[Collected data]
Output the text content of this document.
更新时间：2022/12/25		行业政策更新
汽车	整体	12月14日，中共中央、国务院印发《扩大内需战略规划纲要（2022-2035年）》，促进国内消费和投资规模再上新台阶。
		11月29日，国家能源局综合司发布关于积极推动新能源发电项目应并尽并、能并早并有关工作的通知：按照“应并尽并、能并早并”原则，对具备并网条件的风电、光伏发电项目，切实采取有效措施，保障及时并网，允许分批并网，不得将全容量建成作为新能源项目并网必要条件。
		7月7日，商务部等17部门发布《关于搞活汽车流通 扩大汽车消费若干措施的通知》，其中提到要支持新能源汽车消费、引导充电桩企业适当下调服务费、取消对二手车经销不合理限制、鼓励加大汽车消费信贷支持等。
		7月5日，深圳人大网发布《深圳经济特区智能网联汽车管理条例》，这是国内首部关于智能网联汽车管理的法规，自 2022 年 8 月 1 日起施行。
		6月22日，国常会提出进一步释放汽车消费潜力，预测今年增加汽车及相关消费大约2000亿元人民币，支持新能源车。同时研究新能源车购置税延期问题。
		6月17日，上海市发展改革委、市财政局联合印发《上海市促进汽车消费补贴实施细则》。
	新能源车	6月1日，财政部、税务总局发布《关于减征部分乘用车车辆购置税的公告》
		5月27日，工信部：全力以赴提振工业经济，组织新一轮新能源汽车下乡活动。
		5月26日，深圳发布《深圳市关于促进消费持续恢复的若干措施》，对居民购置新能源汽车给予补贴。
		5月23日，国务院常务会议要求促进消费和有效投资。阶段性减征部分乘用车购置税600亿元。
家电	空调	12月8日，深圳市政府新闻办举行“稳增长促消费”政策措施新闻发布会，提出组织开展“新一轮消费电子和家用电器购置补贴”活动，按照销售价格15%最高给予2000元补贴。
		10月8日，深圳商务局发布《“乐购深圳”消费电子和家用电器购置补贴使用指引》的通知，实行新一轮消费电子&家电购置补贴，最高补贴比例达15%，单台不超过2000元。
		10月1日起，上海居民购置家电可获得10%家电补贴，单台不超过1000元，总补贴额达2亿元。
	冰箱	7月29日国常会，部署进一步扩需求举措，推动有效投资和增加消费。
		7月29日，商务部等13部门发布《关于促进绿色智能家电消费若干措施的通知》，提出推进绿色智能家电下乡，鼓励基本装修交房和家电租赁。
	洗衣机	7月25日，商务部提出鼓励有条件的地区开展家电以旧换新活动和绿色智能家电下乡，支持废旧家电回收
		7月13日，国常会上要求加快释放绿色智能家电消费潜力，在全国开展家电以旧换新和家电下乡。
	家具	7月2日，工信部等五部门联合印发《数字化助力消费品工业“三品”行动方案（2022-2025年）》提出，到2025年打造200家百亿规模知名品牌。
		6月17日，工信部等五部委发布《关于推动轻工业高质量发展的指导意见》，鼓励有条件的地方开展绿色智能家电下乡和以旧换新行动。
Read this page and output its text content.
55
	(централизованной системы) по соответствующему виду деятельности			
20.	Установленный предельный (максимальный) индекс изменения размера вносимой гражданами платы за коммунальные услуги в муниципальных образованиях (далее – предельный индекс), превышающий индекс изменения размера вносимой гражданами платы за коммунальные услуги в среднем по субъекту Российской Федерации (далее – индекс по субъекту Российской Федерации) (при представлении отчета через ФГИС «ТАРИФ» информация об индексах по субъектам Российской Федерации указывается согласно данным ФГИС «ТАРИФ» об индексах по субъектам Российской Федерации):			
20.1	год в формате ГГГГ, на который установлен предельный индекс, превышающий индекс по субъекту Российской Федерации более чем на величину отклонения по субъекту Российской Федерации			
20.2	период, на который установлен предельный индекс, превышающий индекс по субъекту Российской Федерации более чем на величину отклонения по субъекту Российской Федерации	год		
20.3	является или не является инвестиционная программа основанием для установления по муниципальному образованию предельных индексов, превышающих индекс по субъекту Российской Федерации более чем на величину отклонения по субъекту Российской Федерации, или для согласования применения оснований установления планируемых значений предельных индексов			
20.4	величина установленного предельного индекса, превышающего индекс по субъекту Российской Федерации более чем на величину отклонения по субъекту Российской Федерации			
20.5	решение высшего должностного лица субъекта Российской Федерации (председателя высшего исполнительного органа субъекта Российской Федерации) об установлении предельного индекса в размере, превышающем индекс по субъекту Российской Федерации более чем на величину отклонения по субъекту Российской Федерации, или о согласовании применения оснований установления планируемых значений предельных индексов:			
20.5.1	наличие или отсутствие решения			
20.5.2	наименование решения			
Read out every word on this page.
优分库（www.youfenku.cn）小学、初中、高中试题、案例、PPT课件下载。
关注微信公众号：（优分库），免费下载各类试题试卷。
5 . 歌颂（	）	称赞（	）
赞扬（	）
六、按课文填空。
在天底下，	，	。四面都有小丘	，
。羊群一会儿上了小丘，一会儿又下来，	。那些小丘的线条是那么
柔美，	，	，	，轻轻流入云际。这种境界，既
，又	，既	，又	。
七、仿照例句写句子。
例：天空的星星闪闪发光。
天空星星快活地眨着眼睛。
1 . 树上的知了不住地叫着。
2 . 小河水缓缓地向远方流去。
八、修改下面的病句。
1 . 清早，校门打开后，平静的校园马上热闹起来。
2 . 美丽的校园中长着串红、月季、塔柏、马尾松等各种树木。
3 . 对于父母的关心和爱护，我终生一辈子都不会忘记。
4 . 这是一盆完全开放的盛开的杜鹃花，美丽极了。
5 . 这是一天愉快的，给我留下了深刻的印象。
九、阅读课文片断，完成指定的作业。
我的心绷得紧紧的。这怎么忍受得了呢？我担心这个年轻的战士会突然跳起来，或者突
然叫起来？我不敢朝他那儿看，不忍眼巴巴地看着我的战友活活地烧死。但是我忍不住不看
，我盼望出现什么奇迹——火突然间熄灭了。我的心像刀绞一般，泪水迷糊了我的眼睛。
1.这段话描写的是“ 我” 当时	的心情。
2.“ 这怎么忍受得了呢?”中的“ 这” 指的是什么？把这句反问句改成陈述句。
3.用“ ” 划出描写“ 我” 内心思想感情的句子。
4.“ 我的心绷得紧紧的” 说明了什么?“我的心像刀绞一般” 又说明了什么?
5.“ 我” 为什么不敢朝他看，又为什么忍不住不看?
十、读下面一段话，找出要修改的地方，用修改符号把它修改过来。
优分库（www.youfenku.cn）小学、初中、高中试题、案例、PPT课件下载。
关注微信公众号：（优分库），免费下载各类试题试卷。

Objective: The whole listing above needs to be written out again exactly.

The solution:
Output the text content of this document.
更新时间：2022/12/25		行业政策更新
汽车	整体	12月14日，中共中央、国务院印发《扩大内需战略规划纲要（2022-2035年）》，促进国内消费和投资规模再上新台阶。
		11月29日，国家能源局综合司发布关于积极推动新能源发电项目应并尽并、能并早并有关工作的通知：按照“应并尽并、能并早并”原则，对具备并网条件的风电、光伏发电项目，切实采取有效措施，保障及时并网，允许分批并网，不得将全容量建成作为新能源项目并网必要条件。
		7月7日，商务部等17部门发布《关于搞活汽车流通 扩大汽车消费若干措施的通知》，其中提到要支持新能源汽车消费、引导充电桩企业适当下调服务费、取消对二手车经销不合理限制、鼓励加大汽车消费信贷支持等。
		7月5日，深圳人大网发布《深圳经济特区智能网联汽车管理条例》，这是国内首部关于智能网联汽车管理的法规，自 2022 年 8 月 1 日起施行。
		6月22日，国常会提出进一步释放汽车消费潜力，预测今年增加汽车及相关消费大约2000亿元人民币，支持新能源车。同时研究新能源车购置税延期问题。
		6月17日，上海市发展改革委、市财政局联合印发《上海市促进汽车消费补贴实施细则》。
	新能源车	6月1日，财政部、税务总局发布《关于减征部分乘用车车辆购置税的公告》
		5月27日，工信部：全力以赴提振工业经济，组织新一轮新能源汽车下乡活动。
		5月26日，深圳发布《深圳市关于促进消费持续恢复的若干措施》，对居民购置新能源汽车给予补贴。
		5月23日，国务院常务会议要求促进消费和有效投资。阶段性减征部分乘用车购置税600亿元。
家电	空调	12月8日，深圳市政府新闻办举行“稳增长促消费”政策措施新闻发布会，提出组织开展“新一轮消费电子和家用电器购置补贴”活动，按照销售价格15%最高给予2000元补贴。
		10月8日，深圳商务局发布《“乐购深圳”消费电子和家用电器购置补贴使用指引》的通知，实行新一轮消费电子&家电购置补贴，最高补贴比例达15%，单台不超过2000元。
		10月1日起，上海居民购置家电可获得10%家电补贴，单台不超过1000元，总补贴额达2亿元。
	冰箱	7月29日国常会，部署进一步扩需求举措，推动有效投资和增加消费。
		7月29日，商务部等13部门发布《关于促进绿色智能家电消费若干措施的通知》，提出推进绿色智能家电下乡，鼓励基本装修交房和家电租赁。
	洗衣机	7月25日，商务部提出鼓励有条件的地区开展家电以旧换新活动和绿色智能家电下乡，支持废旧家电回收
		7月13日，国常会上要求加快释放绿色智能家电消费潜力，在全国开展家电以旧换新和家电下乡。
	家具	7月2日，工信部等五部门联合印发《数字化助力消费品工业“三品”行动方案（2022-2025年）》提出，到2025年打造200家百亿规模知名品牌。
		6月17日，工信部等五部委发布《关于推动轻工业高质量发展的指导意见》，鼓励有条件的地方开展绿色智能家电下乡和以旧换新行动。
Read this page and output its text content.
55
	(централизованной системы) по соответствующему виду деятельности			
20.	Установленный предельный (максимальный) индекс изменения размера вносимой гражданами платы за коммунальные услуги в муниципальных образованиях (далее – предельный индекс), превышающий индекс изменения размера вносимой гражданами платы за коммунальные услуги в среднем по субъекту Российской Федерации (далее – индекс по субъекту Российской Федерации) (при представлении отчета через ФГИС «ТАРИФ» информация об индексах по субъектам Российской Федерации указывается согласно данным ФГИС «ТАРИФ» об индексах по субъектам Российской Федерации):			
20.1	год в формате ГГГГ, на который установлен предельный индекс, превышающий индекс по субъекту Российской Федерации более чем на величину отклонения по субъекту Российской Федерации			
20.2	период, на который установлен предельный индекс, превышающий индекс по субъекту Российской Федерации более чем на величину отклонения по субъекту Российской Федерации	год		
20.3	является или не является инвестиционная программа основанием для установления по муниципальному образованию предельных индексов, превышающих индекс по субъекту Российской Федерации более чем на величину отклонения по субъекту Российской Федерации, или для согласования применения оснований установления планируемых значений предельных индексов			
20.4	величина установленного предельного индекса, превышающего индекс по субъекту Российской Федерации более чем на величину отклонения по субъекту Российской Федерации			
20.5	решение высшего должностного лица субъекта Российской Федерации (председателя высшего исполнительного органа субъекта Российской Федерации) об установлении предельного индекса в размере, превышающем индекс по субъекту Российской Федерации более чем на величину отклонения по субъекту Российской Федерации, или о согласовании применения оснований установления планируемых значений предельных индексов:			
20.5.1	наличие или отсутствие решения			
20.5.2	наименование решения			
Read out every word on this page.
优分库（www.youfenku.cn）小学、初中、高中试题、案例、PPT课件下载。
关注微信公众号：（优分库），免费下载各类试题试卷。
5 . 歌颂（	）	称赞（	）
赞扬（	）
六、按课文填空。
在天底下，	，	。四面都有小丘	，
。羊群一会儿上了小丘，一会儿又下来，	。那些小丘的线条是那么
柔美，	，	，	，轻轻流入云际。这种境界，既
，又	，既	，又	。
七、仿照例句写句子。
例：天空的星星闪闪发光。
天空星星快活地眨着眼睛。
1 . 树上的知了不住地叫着。
2 . 小河水缓缓地向远方流去。
八、修改下面的病句。
1 . 清早，校门打开后，平静的校园马上热闹起来。
2 . 美丽的校园中长着串红、月季、塔柏、马尾松等各种树木。
3 . 对于父母的关心和爱护，我终生一辈子都不会忘记。
4 . 这是一盆完全开放的盛开的杜鹃花，美丽极了。
5 . 这是一天愉快的，给我留下了深刻的印象。
九、阅读课文片断，完成指定的作业。
我的心绷得紧紧的。这怎么忍受得了呢？我担心这个年轻的战士会突然跳起来，或者突
然叫起来？我不敢朝他那儿看，不忍眼巴巴地看着我的战友活活地烧死。但是我忍不住不看
，我盼望出现什么奇迹——火突然间熄灭了。我的心像刀绞一般，泪水迷糊了我的眼睛。
1.这段话描写的是“ 我” 当时	的心情。
2.“ 这怎么忍受得了呢?”中的“ 这” 指的是什么？把这句反问句改成陈述句。
3.用“ ” 划出描写“ 我” 内心思想感情的句子。
4.“ 我的心绷得紧紧的” 说明了什么?“我的心像刀绞一般” 又说明了什么?
5.“ 我” 为什么不敢朝他看，又为什么忍不住不看?
十、读下面一段话，找出要修改的地方，用修改符号把它修改过来。
优分库（www.youfenku.cn）小学、初中、高中试题、案例、PPT课件下载。
关注微信公众号：（优分库），免费下载各类试题试卷。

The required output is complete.